» Input for this task

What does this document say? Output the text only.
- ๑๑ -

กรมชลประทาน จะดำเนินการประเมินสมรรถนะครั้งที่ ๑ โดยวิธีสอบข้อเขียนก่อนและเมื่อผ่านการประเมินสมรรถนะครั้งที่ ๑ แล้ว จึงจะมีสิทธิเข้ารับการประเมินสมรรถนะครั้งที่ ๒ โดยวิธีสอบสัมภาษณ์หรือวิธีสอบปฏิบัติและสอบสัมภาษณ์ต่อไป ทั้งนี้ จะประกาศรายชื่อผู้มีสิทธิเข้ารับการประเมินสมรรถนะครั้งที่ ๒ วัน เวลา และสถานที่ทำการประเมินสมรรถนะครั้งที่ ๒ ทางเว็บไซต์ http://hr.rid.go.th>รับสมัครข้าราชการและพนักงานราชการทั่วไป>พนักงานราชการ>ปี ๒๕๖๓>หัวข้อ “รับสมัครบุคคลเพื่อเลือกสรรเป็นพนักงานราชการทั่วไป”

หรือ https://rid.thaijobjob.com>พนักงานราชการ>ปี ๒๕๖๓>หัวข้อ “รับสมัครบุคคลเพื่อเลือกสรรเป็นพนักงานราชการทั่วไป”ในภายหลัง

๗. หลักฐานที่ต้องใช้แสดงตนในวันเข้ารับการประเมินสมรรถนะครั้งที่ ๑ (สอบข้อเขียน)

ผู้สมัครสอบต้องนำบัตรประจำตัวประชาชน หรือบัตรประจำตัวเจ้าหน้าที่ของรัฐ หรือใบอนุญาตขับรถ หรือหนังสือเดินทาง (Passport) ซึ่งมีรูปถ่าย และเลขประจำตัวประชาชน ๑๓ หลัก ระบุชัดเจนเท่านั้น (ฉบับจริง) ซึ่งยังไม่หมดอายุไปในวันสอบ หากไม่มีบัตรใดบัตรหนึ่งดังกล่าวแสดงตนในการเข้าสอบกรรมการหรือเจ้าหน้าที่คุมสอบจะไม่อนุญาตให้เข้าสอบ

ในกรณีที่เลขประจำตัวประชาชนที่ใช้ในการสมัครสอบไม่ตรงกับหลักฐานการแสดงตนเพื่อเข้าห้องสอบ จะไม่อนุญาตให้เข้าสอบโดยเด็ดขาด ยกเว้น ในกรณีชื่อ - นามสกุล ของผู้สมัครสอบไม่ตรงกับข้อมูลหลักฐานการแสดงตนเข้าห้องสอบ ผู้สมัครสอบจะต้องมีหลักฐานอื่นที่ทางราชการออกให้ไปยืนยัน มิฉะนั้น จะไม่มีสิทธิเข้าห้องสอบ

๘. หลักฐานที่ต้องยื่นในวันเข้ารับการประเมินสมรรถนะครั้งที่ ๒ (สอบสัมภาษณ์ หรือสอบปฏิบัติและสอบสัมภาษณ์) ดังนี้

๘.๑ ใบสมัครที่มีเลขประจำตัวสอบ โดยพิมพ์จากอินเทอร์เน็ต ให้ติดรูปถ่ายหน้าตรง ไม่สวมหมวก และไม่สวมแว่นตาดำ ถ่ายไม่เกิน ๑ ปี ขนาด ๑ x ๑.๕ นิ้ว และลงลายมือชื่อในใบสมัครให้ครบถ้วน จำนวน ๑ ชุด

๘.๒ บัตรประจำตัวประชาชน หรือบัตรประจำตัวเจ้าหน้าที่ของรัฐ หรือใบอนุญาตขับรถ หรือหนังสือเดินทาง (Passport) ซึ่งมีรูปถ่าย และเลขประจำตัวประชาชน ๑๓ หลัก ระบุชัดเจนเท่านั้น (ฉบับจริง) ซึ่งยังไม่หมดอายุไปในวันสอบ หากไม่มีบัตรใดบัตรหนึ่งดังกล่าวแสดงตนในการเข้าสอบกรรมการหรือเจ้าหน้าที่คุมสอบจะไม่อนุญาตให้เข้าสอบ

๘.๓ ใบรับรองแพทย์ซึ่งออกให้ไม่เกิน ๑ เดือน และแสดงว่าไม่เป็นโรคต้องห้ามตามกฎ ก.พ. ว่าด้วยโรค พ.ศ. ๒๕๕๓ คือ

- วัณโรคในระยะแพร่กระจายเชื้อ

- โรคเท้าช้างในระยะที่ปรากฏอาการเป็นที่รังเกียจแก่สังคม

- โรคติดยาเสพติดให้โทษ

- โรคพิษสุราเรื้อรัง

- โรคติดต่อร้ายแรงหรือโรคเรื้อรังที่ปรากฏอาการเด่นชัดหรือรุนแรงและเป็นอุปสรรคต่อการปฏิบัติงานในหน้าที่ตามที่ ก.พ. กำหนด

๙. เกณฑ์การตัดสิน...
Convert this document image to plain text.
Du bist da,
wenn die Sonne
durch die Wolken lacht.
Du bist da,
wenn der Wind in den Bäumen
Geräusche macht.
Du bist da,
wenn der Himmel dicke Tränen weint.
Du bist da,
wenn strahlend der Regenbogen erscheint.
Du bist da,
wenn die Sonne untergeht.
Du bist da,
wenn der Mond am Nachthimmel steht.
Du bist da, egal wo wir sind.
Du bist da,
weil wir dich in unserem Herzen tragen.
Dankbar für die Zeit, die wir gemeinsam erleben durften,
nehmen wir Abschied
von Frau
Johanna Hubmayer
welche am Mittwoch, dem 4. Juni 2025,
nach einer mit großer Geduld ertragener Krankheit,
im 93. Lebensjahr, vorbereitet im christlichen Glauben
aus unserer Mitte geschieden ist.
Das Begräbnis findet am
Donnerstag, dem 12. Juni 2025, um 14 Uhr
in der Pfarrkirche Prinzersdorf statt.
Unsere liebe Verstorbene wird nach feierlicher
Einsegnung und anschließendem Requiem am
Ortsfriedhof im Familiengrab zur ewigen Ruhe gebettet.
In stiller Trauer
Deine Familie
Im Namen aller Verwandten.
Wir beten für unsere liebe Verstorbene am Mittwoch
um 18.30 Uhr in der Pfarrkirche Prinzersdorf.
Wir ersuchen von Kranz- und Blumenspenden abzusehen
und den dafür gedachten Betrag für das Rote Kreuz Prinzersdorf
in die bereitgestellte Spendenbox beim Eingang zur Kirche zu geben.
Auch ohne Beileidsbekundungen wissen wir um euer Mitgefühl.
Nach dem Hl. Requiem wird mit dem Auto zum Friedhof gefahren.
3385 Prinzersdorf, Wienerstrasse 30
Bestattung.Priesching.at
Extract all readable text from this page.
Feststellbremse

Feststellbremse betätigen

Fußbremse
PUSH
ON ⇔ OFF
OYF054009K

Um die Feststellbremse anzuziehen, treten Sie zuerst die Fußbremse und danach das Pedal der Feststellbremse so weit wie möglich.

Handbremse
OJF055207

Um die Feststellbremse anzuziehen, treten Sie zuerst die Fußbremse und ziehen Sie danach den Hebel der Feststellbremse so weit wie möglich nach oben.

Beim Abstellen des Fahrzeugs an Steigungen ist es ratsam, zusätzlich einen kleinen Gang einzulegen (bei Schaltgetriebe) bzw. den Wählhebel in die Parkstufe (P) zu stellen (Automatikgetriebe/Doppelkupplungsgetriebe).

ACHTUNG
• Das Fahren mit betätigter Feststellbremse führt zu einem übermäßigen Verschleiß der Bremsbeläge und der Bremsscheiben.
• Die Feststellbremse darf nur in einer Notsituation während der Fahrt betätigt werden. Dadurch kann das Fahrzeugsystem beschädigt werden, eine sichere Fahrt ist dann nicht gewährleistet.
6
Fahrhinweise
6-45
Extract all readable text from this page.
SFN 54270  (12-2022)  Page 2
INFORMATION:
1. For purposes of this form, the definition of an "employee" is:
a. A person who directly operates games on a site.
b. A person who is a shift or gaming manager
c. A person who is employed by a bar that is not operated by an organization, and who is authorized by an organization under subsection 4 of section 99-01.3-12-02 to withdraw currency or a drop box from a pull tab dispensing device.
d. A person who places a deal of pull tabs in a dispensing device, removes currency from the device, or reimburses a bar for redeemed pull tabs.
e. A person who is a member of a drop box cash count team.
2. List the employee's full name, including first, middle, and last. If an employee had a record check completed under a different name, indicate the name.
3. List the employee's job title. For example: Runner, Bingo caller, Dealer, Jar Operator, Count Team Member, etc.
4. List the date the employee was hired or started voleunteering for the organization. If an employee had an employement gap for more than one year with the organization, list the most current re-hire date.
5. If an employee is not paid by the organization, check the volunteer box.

» Goal
Scan the material above. Copy each line that holds the word "Verstorbene".

» Reply to the task
Unsere liebe Verstorbene wird nach feierlicher
Wir beten für unsere liebe Verstorbene am Mittwoch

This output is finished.